▶ **Passage for review**
• • • • •

After watching the original so called "documentary", I could not help but feel sympathy for the Beales and to loathe the Maysles brothers for exploiting these two women. I fail to understand how anyone could not see the brothers for what they were. They were nothing but voyeurs selling their product as art. At least this movie makes some attempt to fill in some of the blanks. Drew Barrymore and Jessica Lange's portrayals in the later years were quite good. Jessica Lange's physical resemblance and mannerisms were eerily accurate. The early years in the "documentary" were only noted by showing some actual old photographs of Big Edie and Little Edie when they were both much younger. It's hard to believe if you haven't seen those photos, that the Beales in their prime were more beautiful than the actresses portraying them. This was especially true of Big Edie who looked regal in some of the photos. Toward the end of this movie, both actresses conveyed (very subtly), the main characters' distaste for how the "documentary" depicted them, while they were in no financial position to oppose the release of the film. This to me was the most redeeming aspect of this film.

• • • • •

▶ **Data for analysis**
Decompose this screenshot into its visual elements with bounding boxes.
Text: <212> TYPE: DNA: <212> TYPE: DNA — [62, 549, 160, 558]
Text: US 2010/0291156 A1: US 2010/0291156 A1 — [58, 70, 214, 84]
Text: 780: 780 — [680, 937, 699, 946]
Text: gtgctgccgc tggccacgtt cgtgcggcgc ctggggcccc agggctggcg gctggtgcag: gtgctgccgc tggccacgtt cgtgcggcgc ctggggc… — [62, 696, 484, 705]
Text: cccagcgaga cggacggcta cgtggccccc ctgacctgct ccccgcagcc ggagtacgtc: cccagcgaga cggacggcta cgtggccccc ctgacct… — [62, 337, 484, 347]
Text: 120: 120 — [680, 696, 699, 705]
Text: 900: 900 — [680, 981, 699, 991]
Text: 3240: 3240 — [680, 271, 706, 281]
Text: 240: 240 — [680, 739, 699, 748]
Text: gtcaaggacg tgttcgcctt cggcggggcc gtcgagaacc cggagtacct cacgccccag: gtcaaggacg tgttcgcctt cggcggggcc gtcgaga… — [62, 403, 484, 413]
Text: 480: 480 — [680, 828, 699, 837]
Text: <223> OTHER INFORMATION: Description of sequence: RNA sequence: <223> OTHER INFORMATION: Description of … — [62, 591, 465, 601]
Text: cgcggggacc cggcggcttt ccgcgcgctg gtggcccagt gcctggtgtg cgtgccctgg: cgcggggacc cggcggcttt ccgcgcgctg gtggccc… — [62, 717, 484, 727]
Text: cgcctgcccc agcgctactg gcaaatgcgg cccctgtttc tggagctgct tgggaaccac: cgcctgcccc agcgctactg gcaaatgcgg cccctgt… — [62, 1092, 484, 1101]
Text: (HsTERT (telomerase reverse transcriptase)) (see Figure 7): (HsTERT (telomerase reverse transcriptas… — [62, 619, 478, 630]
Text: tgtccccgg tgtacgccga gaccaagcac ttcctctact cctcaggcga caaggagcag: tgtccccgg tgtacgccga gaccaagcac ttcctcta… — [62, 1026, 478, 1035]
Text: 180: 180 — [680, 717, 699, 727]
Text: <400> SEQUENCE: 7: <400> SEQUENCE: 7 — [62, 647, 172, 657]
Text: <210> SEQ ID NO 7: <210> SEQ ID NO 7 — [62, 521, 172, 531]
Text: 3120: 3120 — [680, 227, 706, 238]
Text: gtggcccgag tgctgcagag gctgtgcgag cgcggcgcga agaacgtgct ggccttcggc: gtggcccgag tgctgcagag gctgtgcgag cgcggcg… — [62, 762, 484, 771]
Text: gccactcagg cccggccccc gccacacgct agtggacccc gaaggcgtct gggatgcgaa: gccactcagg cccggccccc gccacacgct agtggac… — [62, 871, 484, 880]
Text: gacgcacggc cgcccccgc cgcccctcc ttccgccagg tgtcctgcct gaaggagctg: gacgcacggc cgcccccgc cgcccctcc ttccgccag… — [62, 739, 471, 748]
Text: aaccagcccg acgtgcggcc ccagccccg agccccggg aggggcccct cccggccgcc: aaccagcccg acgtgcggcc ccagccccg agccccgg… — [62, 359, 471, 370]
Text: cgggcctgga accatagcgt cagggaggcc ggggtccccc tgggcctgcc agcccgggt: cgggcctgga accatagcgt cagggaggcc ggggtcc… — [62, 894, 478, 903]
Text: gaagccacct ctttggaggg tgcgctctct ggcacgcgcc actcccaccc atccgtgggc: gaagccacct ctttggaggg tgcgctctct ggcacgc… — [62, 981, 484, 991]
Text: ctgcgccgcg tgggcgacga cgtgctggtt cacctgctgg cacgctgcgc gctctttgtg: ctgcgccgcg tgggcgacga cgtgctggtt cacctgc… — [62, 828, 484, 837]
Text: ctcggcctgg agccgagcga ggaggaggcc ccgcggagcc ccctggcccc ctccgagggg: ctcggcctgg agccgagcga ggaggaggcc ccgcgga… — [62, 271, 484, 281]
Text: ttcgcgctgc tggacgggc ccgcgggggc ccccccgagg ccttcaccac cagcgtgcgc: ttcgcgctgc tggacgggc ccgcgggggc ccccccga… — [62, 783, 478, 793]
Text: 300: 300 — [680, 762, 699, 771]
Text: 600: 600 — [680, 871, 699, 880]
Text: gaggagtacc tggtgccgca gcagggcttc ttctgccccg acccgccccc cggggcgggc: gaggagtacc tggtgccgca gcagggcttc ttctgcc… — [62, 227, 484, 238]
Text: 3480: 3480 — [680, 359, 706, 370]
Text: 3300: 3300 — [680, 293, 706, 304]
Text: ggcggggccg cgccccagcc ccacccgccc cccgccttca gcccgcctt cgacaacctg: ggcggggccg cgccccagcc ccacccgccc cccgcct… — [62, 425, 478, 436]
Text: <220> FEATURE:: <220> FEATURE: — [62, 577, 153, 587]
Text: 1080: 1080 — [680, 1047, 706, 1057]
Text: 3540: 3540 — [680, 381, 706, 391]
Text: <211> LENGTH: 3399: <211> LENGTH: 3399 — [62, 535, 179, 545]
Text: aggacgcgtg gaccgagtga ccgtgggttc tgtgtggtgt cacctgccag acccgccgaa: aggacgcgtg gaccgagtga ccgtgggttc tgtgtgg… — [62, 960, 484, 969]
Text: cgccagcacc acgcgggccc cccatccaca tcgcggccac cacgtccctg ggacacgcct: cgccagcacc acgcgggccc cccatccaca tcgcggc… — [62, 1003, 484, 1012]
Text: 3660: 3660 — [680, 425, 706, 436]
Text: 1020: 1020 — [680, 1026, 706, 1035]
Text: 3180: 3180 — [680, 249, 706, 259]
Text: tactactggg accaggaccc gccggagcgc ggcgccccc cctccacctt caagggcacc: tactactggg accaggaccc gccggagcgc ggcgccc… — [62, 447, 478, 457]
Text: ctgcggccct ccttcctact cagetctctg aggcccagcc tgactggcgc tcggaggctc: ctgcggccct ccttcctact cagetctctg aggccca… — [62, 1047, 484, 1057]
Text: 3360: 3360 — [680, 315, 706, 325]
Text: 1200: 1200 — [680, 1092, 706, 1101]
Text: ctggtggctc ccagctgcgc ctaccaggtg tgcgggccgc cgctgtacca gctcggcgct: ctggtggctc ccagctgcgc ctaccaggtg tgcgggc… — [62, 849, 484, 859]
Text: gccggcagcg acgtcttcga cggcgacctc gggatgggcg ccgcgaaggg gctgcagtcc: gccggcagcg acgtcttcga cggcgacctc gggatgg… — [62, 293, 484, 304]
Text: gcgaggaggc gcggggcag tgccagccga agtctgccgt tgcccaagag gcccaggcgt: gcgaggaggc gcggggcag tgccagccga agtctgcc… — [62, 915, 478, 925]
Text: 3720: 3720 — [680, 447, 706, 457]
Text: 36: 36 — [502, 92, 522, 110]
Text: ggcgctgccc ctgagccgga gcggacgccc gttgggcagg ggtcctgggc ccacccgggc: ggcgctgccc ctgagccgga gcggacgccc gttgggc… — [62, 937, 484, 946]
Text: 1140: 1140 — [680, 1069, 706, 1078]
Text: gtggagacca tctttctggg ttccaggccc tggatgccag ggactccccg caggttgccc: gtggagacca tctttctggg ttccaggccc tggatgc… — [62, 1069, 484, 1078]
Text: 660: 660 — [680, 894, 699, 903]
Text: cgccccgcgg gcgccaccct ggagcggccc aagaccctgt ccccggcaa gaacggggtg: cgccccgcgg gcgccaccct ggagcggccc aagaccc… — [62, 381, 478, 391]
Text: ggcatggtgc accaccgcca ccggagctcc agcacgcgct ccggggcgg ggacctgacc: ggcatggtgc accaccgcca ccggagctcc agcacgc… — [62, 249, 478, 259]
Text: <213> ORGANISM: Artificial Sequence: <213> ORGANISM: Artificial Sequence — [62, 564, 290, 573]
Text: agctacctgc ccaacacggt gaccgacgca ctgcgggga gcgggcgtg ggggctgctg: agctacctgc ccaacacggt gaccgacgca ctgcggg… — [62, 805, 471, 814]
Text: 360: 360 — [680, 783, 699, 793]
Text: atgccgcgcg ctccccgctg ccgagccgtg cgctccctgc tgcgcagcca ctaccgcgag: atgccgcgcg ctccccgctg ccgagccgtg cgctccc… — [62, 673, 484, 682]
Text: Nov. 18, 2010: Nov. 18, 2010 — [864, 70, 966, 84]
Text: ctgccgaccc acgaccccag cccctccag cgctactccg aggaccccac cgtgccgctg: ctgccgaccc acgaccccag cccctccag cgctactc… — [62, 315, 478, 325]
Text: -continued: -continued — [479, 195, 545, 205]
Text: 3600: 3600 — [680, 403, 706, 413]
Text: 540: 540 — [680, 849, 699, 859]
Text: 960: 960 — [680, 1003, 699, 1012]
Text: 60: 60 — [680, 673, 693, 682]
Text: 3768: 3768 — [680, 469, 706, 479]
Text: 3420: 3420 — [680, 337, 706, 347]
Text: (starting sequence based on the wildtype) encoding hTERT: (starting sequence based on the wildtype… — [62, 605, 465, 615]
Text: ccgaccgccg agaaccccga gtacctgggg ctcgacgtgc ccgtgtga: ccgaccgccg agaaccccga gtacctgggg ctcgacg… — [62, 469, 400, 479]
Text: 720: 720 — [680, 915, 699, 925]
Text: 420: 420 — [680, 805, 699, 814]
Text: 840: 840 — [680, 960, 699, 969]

• • • • •

▶ **What to work on**
Answer these questions using the movie review.
(a) Whose physical resemblance and mannerisms does the review call eerily accurate?
(b) How did the "documentary" note the early years of Big Edie and Little Edie?
(c) What does the reviewer call the most redeeming aspect of the film?
The lines have nothing to do with the movie review.

▶ **Result for this task**
(a) Jessica Lange's.
(b) It showed actual old photographs of them from when they were both much younger.
(c) Toward the end, both actresses subtly conveyed the main characters' distaste for how the "documentary" depicted them.